» DATA TO USE:
____
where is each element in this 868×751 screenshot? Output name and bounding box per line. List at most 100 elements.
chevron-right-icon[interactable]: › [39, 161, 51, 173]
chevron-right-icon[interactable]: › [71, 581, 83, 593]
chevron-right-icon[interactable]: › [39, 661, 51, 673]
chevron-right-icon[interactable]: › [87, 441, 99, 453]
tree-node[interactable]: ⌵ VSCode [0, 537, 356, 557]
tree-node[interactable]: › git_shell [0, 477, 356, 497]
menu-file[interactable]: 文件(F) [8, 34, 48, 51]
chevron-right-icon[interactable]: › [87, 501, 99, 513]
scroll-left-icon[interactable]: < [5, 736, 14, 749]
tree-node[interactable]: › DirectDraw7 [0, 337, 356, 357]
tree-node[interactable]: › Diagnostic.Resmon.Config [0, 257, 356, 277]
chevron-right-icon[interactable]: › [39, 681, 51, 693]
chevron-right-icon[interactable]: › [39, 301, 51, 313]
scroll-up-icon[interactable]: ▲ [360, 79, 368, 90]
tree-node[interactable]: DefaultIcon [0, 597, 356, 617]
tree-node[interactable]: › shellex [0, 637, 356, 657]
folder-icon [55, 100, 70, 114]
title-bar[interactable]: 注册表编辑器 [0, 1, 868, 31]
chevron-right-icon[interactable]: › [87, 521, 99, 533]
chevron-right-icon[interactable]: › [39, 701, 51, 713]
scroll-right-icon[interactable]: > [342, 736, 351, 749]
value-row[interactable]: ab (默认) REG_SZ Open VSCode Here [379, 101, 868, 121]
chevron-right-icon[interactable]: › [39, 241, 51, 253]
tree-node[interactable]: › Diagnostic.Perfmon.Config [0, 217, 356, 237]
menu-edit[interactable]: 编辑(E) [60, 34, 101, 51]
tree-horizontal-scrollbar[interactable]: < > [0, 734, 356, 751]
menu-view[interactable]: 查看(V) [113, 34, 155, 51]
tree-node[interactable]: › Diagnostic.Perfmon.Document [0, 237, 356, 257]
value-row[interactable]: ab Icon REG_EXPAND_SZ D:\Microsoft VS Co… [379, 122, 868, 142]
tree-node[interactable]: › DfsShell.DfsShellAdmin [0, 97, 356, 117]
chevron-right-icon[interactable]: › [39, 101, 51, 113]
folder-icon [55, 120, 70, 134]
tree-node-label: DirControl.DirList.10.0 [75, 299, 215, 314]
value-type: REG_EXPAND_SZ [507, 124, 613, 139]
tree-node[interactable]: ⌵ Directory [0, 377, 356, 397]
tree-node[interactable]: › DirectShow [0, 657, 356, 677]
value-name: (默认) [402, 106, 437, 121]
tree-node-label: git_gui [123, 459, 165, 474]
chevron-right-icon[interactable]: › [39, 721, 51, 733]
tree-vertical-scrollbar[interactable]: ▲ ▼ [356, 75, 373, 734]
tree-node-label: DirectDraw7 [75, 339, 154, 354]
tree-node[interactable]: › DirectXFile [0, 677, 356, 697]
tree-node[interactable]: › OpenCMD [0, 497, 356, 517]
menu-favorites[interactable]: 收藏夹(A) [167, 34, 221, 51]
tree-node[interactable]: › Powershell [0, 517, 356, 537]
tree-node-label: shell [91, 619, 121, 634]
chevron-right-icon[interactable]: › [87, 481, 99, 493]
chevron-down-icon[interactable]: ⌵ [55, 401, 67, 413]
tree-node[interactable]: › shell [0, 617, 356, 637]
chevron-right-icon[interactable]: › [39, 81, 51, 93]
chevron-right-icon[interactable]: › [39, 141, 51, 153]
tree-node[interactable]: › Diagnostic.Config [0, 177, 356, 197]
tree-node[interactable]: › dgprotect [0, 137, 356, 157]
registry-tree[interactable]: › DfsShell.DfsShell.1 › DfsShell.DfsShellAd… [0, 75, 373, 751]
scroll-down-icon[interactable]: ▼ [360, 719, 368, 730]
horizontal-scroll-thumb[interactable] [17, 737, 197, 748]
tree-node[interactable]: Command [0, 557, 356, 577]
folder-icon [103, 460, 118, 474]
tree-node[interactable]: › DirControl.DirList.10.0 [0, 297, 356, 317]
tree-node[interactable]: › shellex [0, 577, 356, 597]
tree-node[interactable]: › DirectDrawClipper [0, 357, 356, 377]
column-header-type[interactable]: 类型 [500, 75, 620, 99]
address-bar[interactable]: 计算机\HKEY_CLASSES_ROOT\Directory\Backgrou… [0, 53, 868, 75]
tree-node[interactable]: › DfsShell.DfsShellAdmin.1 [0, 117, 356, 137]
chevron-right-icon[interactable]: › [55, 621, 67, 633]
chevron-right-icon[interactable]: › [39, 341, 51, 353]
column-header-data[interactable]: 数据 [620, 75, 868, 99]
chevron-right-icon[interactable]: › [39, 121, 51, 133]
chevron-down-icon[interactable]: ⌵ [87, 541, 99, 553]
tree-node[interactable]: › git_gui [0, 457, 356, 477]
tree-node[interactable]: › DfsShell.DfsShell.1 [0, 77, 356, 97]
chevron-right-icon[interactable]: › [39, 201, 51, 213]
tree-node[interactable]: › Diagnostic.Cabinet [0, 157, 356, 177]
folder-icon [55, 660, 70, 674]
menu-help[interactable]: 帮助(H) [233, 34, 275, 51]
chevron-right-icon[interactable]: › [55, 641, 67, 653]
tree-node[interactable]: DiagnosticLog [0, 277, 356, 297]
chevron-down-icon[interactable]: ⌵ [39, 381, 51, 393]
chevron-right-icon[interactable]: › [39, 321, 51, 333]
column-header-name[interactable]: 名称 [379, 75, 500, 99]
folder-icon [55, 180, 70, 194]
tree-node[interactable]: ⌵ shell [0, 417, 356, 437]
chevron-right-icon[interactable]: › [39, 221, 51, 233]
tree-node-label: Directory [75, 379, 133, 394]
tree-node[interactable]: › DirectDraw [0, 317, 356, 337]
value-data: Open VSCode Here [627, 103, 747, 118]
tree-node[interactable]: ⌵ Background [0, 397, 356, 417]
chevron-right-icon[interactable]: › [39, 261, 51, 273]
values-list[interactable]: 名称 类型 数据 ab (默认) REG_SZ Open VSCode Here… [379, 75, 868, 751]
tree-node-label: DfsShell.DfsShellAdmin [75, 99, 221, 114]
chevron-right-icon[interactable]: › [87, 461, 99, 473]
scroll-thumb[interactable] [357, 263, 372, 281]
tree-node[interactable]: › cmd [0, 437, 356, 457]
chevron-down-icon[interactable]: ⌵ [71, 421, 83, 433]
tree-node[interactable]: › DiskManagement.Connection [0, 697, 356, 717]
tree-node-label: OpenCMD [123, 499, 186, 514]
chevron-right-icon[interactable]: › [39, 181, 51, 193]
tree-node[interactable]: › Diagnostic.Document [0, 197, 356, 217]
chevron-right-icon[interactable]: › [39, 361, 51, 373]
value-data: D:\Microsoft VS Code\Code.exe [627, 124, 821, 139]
____
» TASK INSTRUCTIONS: Can you return every line of the material above verbatim, with nothing changed, added or left out?

» SOLUTION:
where is each element in this 868×751 screenshot? Output name and bounding box per line. List at most 100 elements.
chevron-right-icon[interactable]: › [39, 161, 51, 173]
chevron-right-icon[interactable]: › [71, 581, 83, 593]
chevron-right-icon[interactable]: › [39, 661, 51, 673]
chevron-right-icon[interactable]: › [87, 441, 99, 453]
tree-node[interactable]: ⌵ VSCode [0, 537, 356, 557]
tree-node[interactable]: › git_shell [0, 477, 356, 497]
menu-file[interactable]: 文件(F) [8, 34, 48, 51]
chevron-right-icon[interactable]: › [87, 501, 99, 513]
scroll-left-icon[interactable]: < [5, 736, 14, 749]
tree-node[interactable]: › DirectDraw7 [0, 337, 356, 357]
tree-node[interactable]: › Diagnostic.Resmon.Config [0, 257, 356, 277]
chevron-right-icon[interactable]: › [39, 681, 51, 693]
chevron-right-icon[interactable]: › [39, 301, 51, 313]
scroll-up-icon[interactable]: ▲ [360, 79, 368, 90]
tree-node[interactable]: DefaultIcon [0, 597, 356, 617]
tree-node[interactable]: › shellex [0, 637, 356, 657]
folder-icon [55, 100, 70, 114]
title-bar[interactable]: 注册表编辑器 [0, 1, 868, 31]
chevron-right-icon[interactable]: › [87, 521, 99, 533]
chevron-right-icon[interactable]: › [39, 701, 51, 713]
scroll-right-icon[interactable]: > [342, 736, 351, 749]
value-row[interactable]: ab (默认) REG_SZ Open VSCode Here [379, 101, 868, 121]
chevron-right-icon[interactable]: › [39, 241, 51, 253]
tree-node[interactable]: › Diagnostic.Perfmon.Config [0, 217, 356, 237]
menu-edit[interactable]: 编辑(E) [60, 34, 101, 51]
tree-horizontal-scrollbar[interactable]: < > [0, 734, 356, 751]
menu-view[interactable]: 查看(V) [113, 34, 155, 51]
tree-node[interactable]: › Diagnostic.Perfmon.Document [0, 237, 356, 257]
value-row[interactable]: ab Icon REG_EXPAND_SZ D:\Microsoft VS Co… [379, 122, 868, 142]
tree-node[interactable]: › DfsShell.DfsShellAdmin [0, 97, 356, 117]
chevron-right-icon[interactable]: › [39, 101, 51, 113]
folder-icon [55, 120, 70, 134]
tree-node-label: DirControl.DirList.10.0 [75, 299, 215, 314]
value-type: REG_EXPAND_SZ [507, 124, 613, 139]
tree-node[interactable]: ⌵ Directory [0, 377, 356, 397]
tree-node[interactable]: › DirectShow [0, 657, 356, 677]
value-name: (默认) [402, 106, 437, 121]
tree-node-label: git_gui [123, 459, 165, 474]
chevron-right-icon[interactable]: › [39, 721, 51, 733]
tree-vertical-scrollbar[interactable]: ▲ ▼ [356, 75, 373, 734]
tree-node-label: DirectDraw7 [75, 339, 154, 354]
tree-node[interactable]: › DirectXFile [0, 677, 356, 697]
tree-node[interactable]: › OpenCMD [0, 497, 356, 517]
menu-favorites[interactable]: 收藏夹(A) [167, 34, 221, 51]
tree-node[interactable]: › Powershell [0, 517, 356, 537]
tree-node-label: shell [91, 619, 121, 634]
chevron-right-icon[interactable]: › [87, 481, 99, 493]
chevron-down-icon[interactable]: ⌵ [55, 401, 67, 413]
tree-node[interactable]: › shell [0, 617, 356, 637]
chevron-right-icon[interactable]: › [39, 81, 51, 93]
chevron-right-icon[interactable]: › [39, 141, 51, 153]
tree-node[interactable]: › Diagnostic.Config [0, 177, 356, 197]
tree-node[interactable]: › dgprotect [0, 137, 356, 157]
registry-tree[interactable]: › DfsShell.DfsShell.1 › DfsShell.DfsShellAd… [0, 75, 373, 751]
scroll-down-icon[interactable]: ▼ [360, 719, 368, 730]
horizontal-scroll-thumb[interactable] [17, 737, 197, 748]
tree-node[interactable]: Command [0, 557, 356, 577]
folder-icon [103, 460, 118, 474]
tree-node[interactable]: › DirControl.DirList.10.0 [0, 297, 356, 317]
tree-node[interactable]: › shellex [0, 577, 356, 597]
tree-node[interactable]: › DirectDrawClipper [0, 357, 356, 377]
column-header-type[interactable]: 类型 [500, 75, 620, 99]
address-bar[interactable]: 计算机\HKEY_CLASSES_ROOT\Directory\Backgrou… [0, 53, 868, 75]
tree-node[interactable]: › DfsShell.DfsShellAdmin.1 [0, 117, 356, 137]
chevron-right-icon[interactable]: › [55, 621, 67, 633]
chevron-right-icon[interactable]: › [39, 341, 51, 353]
column-header-data[interactable]: 数据 [620, 75, 868, 99]
chevron-right-icon[interactable]: › [39, 121, 51, 133]
chevron-down-icon[interactable]: ⌵ [87, 541, 99, 553]
tree-node[interactable]: › git_gui [0, 457, 356, 477]
tree-node[interactable]: › DfsShell.DfsShell.1 [0, 77, 356, 97]
chevron-right-icon[interactable]: › [39, 201, 51, 213]
tree-node[interactable]: › Diagnostic.Cabinet [0, 157, 356, 177]
folder-icon [55, 660, 70, 674]
menu-help[interactable]: 帮助(H) [233, 34, 275, 51]
chevron-right-icon[interactable]: › [55, 641, 67, 653]
tree-node[interactable]: DiagnosticLog [0, 277, 356, 297]
chevron-down-icon[interactable]: ⌵ [39, 381, 51, 393]
chevron-right-icon[interactable]: › [39, 321, 51, 333]
column-header-name[interactable]: 名称 [379, 75, 500, 99]
folder-icon [55, 180, 70, 194]
tree-node[interactable]: ⌵ shell [0, 417, 356, 437]
chevron-right-icon[interactable]: › [39, 221, 51, 233]
tree-node-label: Directory [75, 379, 133, 394]
tree-node[interactable]: › DirectDraw [0, 317, 356, 337]
value-data: Open VSCode Here [627, 103, 747, 118]
tree-node[interactable]: ⌵ Background [0, 397, 356, 417]
chevron-right-icon[interactable]: › [39, 261, 51, 273]
values-list[interactable]: 名称 类型 数据 ab (默认) REG_SZ Open VSCode Here… [379, 75, 868, 751]
tree-node-label: DfsShell.DfsShellAdmin [75, 99, 221, 114]
chevron-right-icon[interactable]: › [87, 461, 99, 473]
scroll-thumb[interactable] [357, 263, 372, 281]
tree-node[interactable]: › cmd [0, 437, 356, 457]
chevron-down-icon[interactable]: ⌵ [71, 421, 83, 433]
tree-node[interactable]: › DiskManagement.Connection [0, 697, 356, 717]
tree-node-label: OpenCMD [123, 499, 186, 514]
chevron-right-icon[interactable]: › [39, 181, 51, 193]
tree-node[interactable]: › Diagnostic.Document [0, 197, 356, 217]
chevron-right-icon[interactable]: › [39, 361, 51, 373]
value-data: D:\Microsoft VS Code\Code.exe [627, 124, 821, 139]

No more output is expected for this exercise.